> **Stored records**
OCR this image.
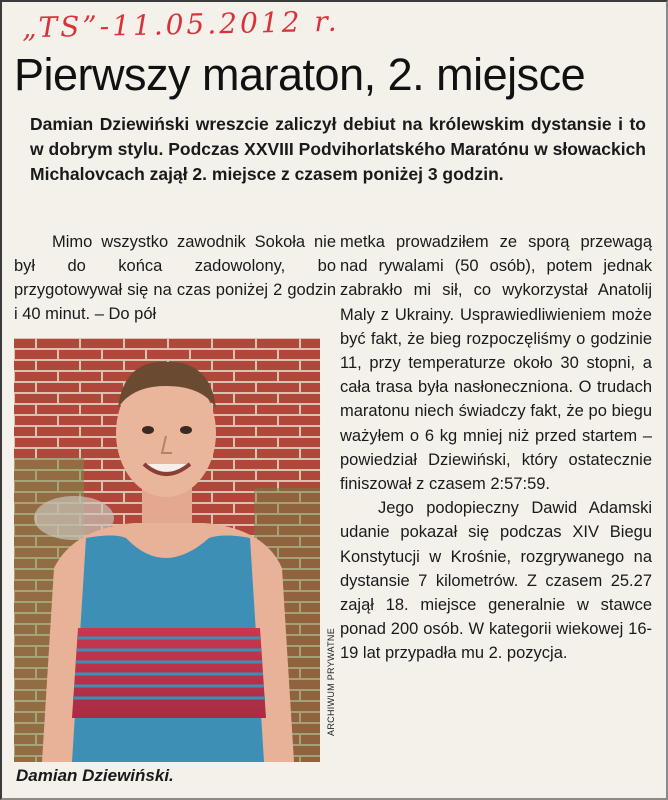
„TS”-11.05.2012 r.
Pierwszy maraton, 2. miejsce
Damian Dziewiński wreszcie zaliczył debiut na królewskim dystansie i to w dobrym stylu. Podczas XXVIII Podvihorlatského Maratónu w słowackich Michalovcach zajął 2. miejsce z czasem poniżej 3 godzin.

Mimo wszystko zawodnik Sokoła nie był do końca zadowolony, bo przygotowywał się na czas poniżej 2 godzin i 40 minut. – Do pół

metka prowadziłem ze sporą przewagą nad rywalami (50 osób), potem jednak zabrakło mi sił, co wykorzystał Anatolij Maly z Ukrainy. Usprawiedliwieniem może być fakt, że bieg rozpoczęliśmy o godzinie 11, przy temperaturze około 30 stopni, a cała trasa była nasłoneczniona. O trudach maratonu niech świadczy fakt, że po biegu ważyłem o 6 kg mniej niż przed startem – powiedział Dziewiński, który ostatecznie finiszował z czasem 2:57:59.

Jego podopieczny Dawid Adamski udanie pokazał się podczas XIV Biegu Konstytucji w Krośnie, rozgrywanego na dystansie 7 kilometrów. Z czasem 25.27 zajął 18. miejsce generalnie w stawce ponad 200 osób. W kategorii wiekowej 16-19 lat przypadła mu 2. pozycja.

ARCHIWUM PRYWATNE
Damian Dziewiński.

> **YOUR TASK**
Make an exact copy of every entry above, minus the images.

> **ANSWER BELOW**
OCR this image.
„TS”-11.05.2012 r.
Pierwszy maraton, 2. miejsce
Damian Dziewiński wreszcie zaliczył debiut na królewskim dystansie i to w dobrym stylu. Podczas XXVIII Podvihorlatského Maratónu w słowackich Michalovcach zajął 2. miejsce z czasem poniżej 3 godzin.

Mimo wszystko zawodnik Sokoła nie był do końca zadowolony, bo przygotowywał się na czas poniżej 2 godzin i 40 minut. – Do pół

metka prowadziłem ze sporą przewagą nad rywalami (50 osób), potem jednak zabrakło mi sił, co wykorzystał Anatolij Maly z Ukrainy. Usprawiedliwieniem może być fakt, że bieg rozpoczęliśmy o godzinie 11, przy temperaturze około 30 stopni, a cała trasa była nasłoneczniona. O trudach maratonu niech świadczy fakt, że po biegu ważyłem o 6 kg mniej niż przed startem – powiedział Dziewiński, który ostatecznie finiszował z czasem 2:57:59.

Jego podopieczny Dawid Adamski udanie pokazał się podczas XIV Biegu Konstytucji w Krośnie, rozgrywanego na dystansie 7 kilometrów. Z czasem 25.27 zajął 18. miejsce generalnie w stawce ponad 200 osób. W kategorii wiekowej 16-19 lat przypadła mu 2. pozycja.

ARCHIWUM PRYWATNE
Damian Dziewiński.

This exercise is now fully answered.